Set problem
Report the count of lines below in which the string "Пакшово" occurs; include nothing else.

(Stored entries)

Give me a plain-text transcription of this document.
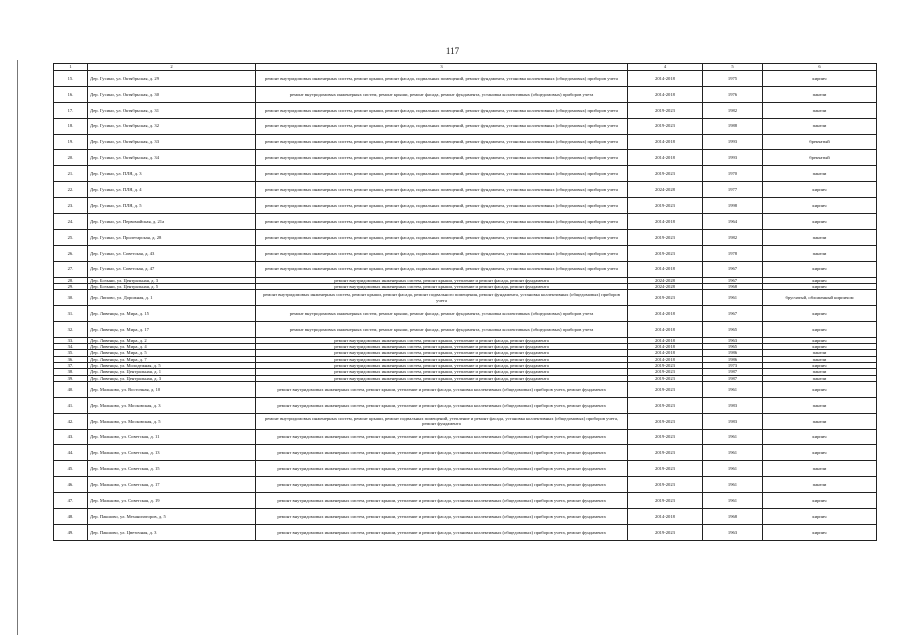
117
1	2	3	4	5	6
15.	Дер. Гусино, ул. Октябрьская, д. 29	ремонт внутридомовых инженерных систем, ремонт крыши, ремонт фасада, подвальных помещений, ремонт фундамента, установка коллективных (общедомовых) приборов учета	2014-2018	1975	кирпич
16.	Дер. Гусино, ул. Октябрьская, д. 30	ремонт внутридомовых инженерных систем, ремонт крыши, ремонт фасада, ремонт фундамента, установка коллективных (общедомовых) приборов учета	2014-2018	1976	панели
17.	Дер. Гусино, ул. Октябрьская, д. 31	ремонт внутридомовых инженерных систем, ремонт крыши, ремонт фасада, подвальных помещений, ремонт фундамента, установка коллективных (общедомовых) приборов учета	2019-2023	1982	панели
18.	Дер. Гусино, ул. Октябрьская, д. 32	ремонт внутридомовых инженерных систем, ремонт крыши, ремонт фасада, подвальных помещений, ремонт фундамента, установка коллективных (общедомовых) приборов учета	2019-2023	1988	панели
19.	Дер. Гусино, ул. Октябрьская, д. 33	ремонт внутридомовых инженерных систем, ремонт крыши, ремонт фасада, подвальных помещений, ремонт фундамента, установка коллективных (общедомовых) приборов учета	2014-2018	1993	брекчатый
20.	Дер. Гусино, ул. Октябрьская, д. 34	ремонт внутридомовых инженерных систем, ремонт крыши, ремонт фасада, подвальных помещений, ремонт фундамента, установка коллективных (общедомовых) приборов учета	2014-2018	1993	брекчатый
21.	Дер. Гусино, ул. ПЛЯ, д. 3	ремонт внутридомовых инженерных систем, ремонт крыши, ремонт фасада, подвальных помещений, ремонт фундамента, установка коллективных (общедомовых) приборов учета	2019-2023	1970	панели
22.	Дер. Гусино, ул. ПЛЯ, д. 4	ремонт внутридомовых инженерных систем, ремонт крыши, ремонт фасада, подвальных помещений, ремонт фундамента, установка коллективных (общедомовых) приборов учета	2024-2028	1977	кирпич
23.	Дер. Гусино, ул. ПЛЯ, д. 5	ремонт внутридомовых инженерных систем, ремонт крыши, ремонт фасада, подвальных помещений, ремонт фундамента, установка коллективных (общедомовых) приборов учета	2019-2023	1998	кирпич
24.	Дер. Гусино, ул. Первомайская, д. 21а	ремонт внутридомовых инженерных систем, ремонт крыши, ремонт фасада, подвальных помещений, ремонт фундамента, установка коллективных (общедомовых) приборов учета	2014-2018	1964	кирпич
25.	Дер. Гусино, ул. Пролетарская, д. 28	ремонт внутридомовых инженерных систем, ремонт крыши, ремонт фасада, подвальных помещений, ремонт фундамента, установка коллективных (общедомовых) приборов учета	2019-2023	1982	панели
26.	Дер. Гусино, ул. Советская, д. 43	ремонт внутридомовых инженерных систем, ремонт крыши, ремонт фасада, подвальных помещений, ремонт фундамента, установка коллективных (общедомовых) приборов учета	2019-2023	1978	панели
27.	Дер. Гусино, ул. Советская, д. 47	ремонт внутридомовых инженерных систем, ремонт крыши, ремонт фасада, подвальных помещений, ремонт фундамента, установка коллективных (общедомовых) приборов учета	2014-2018	1967	кирпич
28.	Дер. Бозыни, ул. Центральная, д. 3	ремонт внутридомовых инженерных систем, ремонт крыши, утепление и ремонт фасада, ремонт фундамента	2024-2028	1967	кирпич
29.	Дер. Бозыни, ул. Центральная, д. 5	ремонт внутридомовых инженерных систем, ремонт крыши, утепление и ремонт фасада, ремонт фундамента	2024-2028	1968	кирпич
30.	Дер. Липово, ул. Дорожная, д. 1	ремонт внутридомовых инженерных систем, ремонт крыши, ремонт фасада, ремонт подвального помещения, ремонт фундамента, установка коллективных (общедомовых) приборов учета	2019-2023	1961	брусчатый, обложенный кирпичом
31.	Дер. Ливенцы, ул. Мира, д. 15	ремонт внутридомовых инженерных систем, ремонт крыши, ремонт фасада, ремонт фундамента, установка коллективных (общедомовых) приборов учета	2014-2018	1967	кирпич
32.	Дер. Ливенцы, ул. Мира, д. 17	ремонт внутридомовых инженерных систем, ремонт крыши, ремонт фасада, ремонт фундамента, установка коллективных (общедомовых) приборов учета	2014-2018	1965	кирпич
33.	Дер. Ливенцы, ул. Мира, д. 2	ремонт внутридомовых инженерных систем, ремонт крыши, утепление и ремонт фасада, ремонт фундамента	2014-2018	1963	кирпич
34.	Дер. Ливенцы, ул. Мира, д. 4	ремонт внутридомовых инженерных систем, ремонт крыши, утепление и ремонт фасада, ремонт фундамента	2014-2018	1965	кирпич
35.	Дер. Ливенцы, ул. Мира, д. 5	ремонт внутридомовых инженерных систем, ремонт крыши, утепление и ремонт фасада, ремонт фундамента	2014-2018	1986	панели
36.	Дер. Ливенцы, ул. Мира, д. 7	ремонт внутридомовых инженерных систем, ремонт крыши, утепление и ремонт фасада, ремонт фундамента	2014-2018	1986	панели
37.	Дер. Ливенцы, ул. Молодежная, д. 5	ремонт внутридомовых инженерных систем, ремонт крыши, утепление и ремонт фасада, ремонт фундамента	2019-2023	1973	кирпич
38.	Дер. Ливенцы, ул. Центральная, д. 1	ремонт внутридомовых инженерных систем, ремонт крыши, утепление и ремонт фасада, ремонт фундамента	2019-2023	1987	панели
39.	Дер. Ливенцы, ул. Центральная, д. 3	ремонт внутридомовых инженерных систем, ремонт крыши, утепление и ремонт фасада, ремонт фундамента	2019-2023	1987	панели
40.	Дер. Мальково, ул. Восточная, д. 10	ремонт внутридомовых инженерных систем, ремонт крыши, утепление и ремонт фасада, установка коллективных (общедомовых) приборов учета, ремонт фундамента	2019-2023	1961	кирпич
41.	Дер. Мальково, ул. Московская, д. 3	ремонт внутридомовых инженерных систем, ремонт крыши, утепление и ремонт фасада, установка коллективных (общедомовых) приборов учета, ремонт фундамента	2019-2023	1983	панели
42.	Дер. Мальково, ул. Московская, д. 5	ремонт внутридомовых инженерных систем, ремонт крыши, ремонт подвальных помещений, утепление и ремонт фасада, установка коллективных (общедомовых) приборов учета, ремонт фундамента	2019-2023	1983	панели
43.	Дер. Мальково, ул. Советская, д. 11	ремонт внутридомовых инженерных систем, ремонт крыши, утепление и ремонт фасада, установка коллективных (общедомовых) приборов учета, ремонт фундамента	2019-2023	1961	кирпич
44.	Дер. Мальково, ул. Советская, д. 13	ремонт внутридомовых инженерных систем, ремонт крыши, утепление и ремонт фасада, установка коллективных (общедомовых) приборов учета, ремонт фундамента	2019-2023	1961	кирпич
45.	Дер. Мальково, ул. Советская, д. 15	ремонт внутридомовых инженерных систем, ремонт крыши, утепление и ремонт фасада, установка коллективных (общедомовых) приборов учета, ремонт фундамента	2019-2023	1961	панели
46.	Дер. Мальково, ул. Советская, д. 17	ремонт внутридомовых инженерных систем, ремонт крыши, утепление и ремонт фасада, установка коллективных (общедомовых) приборов учета, ремонт фундамента	2019-2023	1961	панели
47.	Дер. Мальково, ул. Советская, д. 19	ремонт внутридомовых инженерных систем, ремонт крыши, утепление и ремонт фасада, установка коллективных (общедомовых) приборов учета, ремонт фундамента	2019-2023	1961	кирпич
48.	Дер. Пакшово, ул. Механизаторов, д. 5	ремонт внутридомовых инженерных систем, ремонт крыши, утепление и ремонт фасада, установка коллективных (общедомовых) приборов учета, ремонт фундамента	2014-2018	1968	кирпич
49.	Дер. Пакшово, ул. Цветочная, д. 3	ремонт внутридомовых инженерных систем, ремонт крыши, утепление и ремонт фасада, установка коллективных (общедомовых) приборов учета, ремонт фундамента	2019-2023	1963	кирпич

Answer in full
2